### Given request:
Rewrite the items starting at the line that contains "data-point: [261, 48, 263, 51]" and ending at the line that contains "series-line-KN2045_Bal_v4: [83, 48, 530, 383]", replacing "data-point" with "point-marker" and keeping everything else the same.

──────────

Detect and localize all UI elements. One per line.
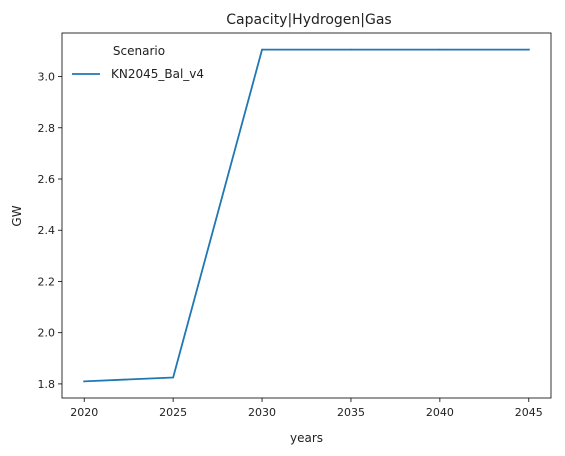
data-point: [261, 48, 263, 51]
legend-title: Scenario: [113, 44, 165, 58]
y-tick-label: 3.0: [38, 71, 56, 84]
legend: Scenario KN2045_Bal_v4: [72, 44, 204, 81]
y-axis: 1.8 2.0 2.2 2.4 2.6 2.8 3.0: [38, 71, 62, 391]
data-point: [83, 380, 86, 383]
y-tick-label: 1.8: [38, 378, 56, 391]
y-axis-label: GW: [10, 205, 24, 226]
x-axis-label: years: [290, 431, 323, 445]
plot-area: [83, 48, 530, 383]
y-tick-label: 2.6: [38, 173, 56, 186]
x-tick-label: 2045: [515, 406, 543, 419]
y-tick-label: 2.8: [38, 122, 56, 135]
legend-entry-label: KN2045_Bal_v4: [111, 67, 204, 81]
data-point: [350, 48, 352, 51]
data-point: [172, 376, 175, 379]
y-tick-label: 2.4: [38, 224, 56, 237]
data-point: [438, 48, 441, 51]
x-tick-label: 2025: [159, 406, 187, 419]
data-point: [527, 48, 530, 51]
y-tick-label: 2.0: [38, 327, 56, 340]
chart-title: Capacity|Hydrogen|Gas: [226, 12, 391, 28]
x-tick-label: 2020: [70, 406, 98, 419]
x-tick-label: 2030: [248, 406, 276, 419]
x-tick-label: 2040: [426, 406, 454, 419]
series-line-KN2045_Bal_v4: [83, 48, 530, 383]
x-tick-label: 2035: [337, 406, 365, 419]
plot-frame: [61, 32, 552, 399]
y-tick-label: 2.2: [38, 275, 56, 288]
x-axis: 2020 2025 2030 2035 2040 2045: [70, 398, 543, 419]
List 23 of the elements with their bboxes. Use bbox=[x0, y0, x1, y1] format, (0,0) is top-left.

──────────

### The reply:
point-marker: [261, 48, 263, 51]
legend-title: Scenario: [113, 44, 165, 58]
y-tick-label: 3.0: [38, 71, 56, 84]
legend: Scenario KN2045_Bal_v4: [72, 44, 204, 81]
y-axis: 1.8 2.0 2.2 2.4 2.6 2.8 3.0: [38, 71, 62, 391]
point-marker: [83, 380, 86, 383]
y-tick-label: 1.8: [38, 378, 56, 391]
y-axis-label: GW: [10, 205, 24, 226]
x-axis-label: years: [290, 431, 323, 445]
plot-area: [83, 48, 530, 383]
y-tick-label: 2.6: [38, 173, 56, 186]
x-tick-label: 2045: [515, 406, 543, 419]
y-tick-label: 2.8: [38, 122, 56, 135]
legend-entry-label: KN2045_Bal_v4: [111, 67, 204, 81]
point-marker: [350, 48, 352, 51]
point-marker: [172, 376, 175, 379]
y-tick-label: 2.4: [38, 224, 56, 237]
point-marker: [438, 48, 441, 51]
x-tick-label: 2025: [159, 406, 187, 419]
point-marker: [527, 48, 530, 51]
y-tick-label: 2.0: [38, 327, 56, 340]
chart-title: Capacity|Hydrogen|Gas: [226, 12, 391, 28]
x-tick-label: 2020: [70, 406, 98, 419]
x-tick-label: 2030: [248, 406, 276, 419]
x-tick-label: 2040: [426, 406, 454, 419]
series-line-KN2045_Bal_v4: [83, 48, 530, 383]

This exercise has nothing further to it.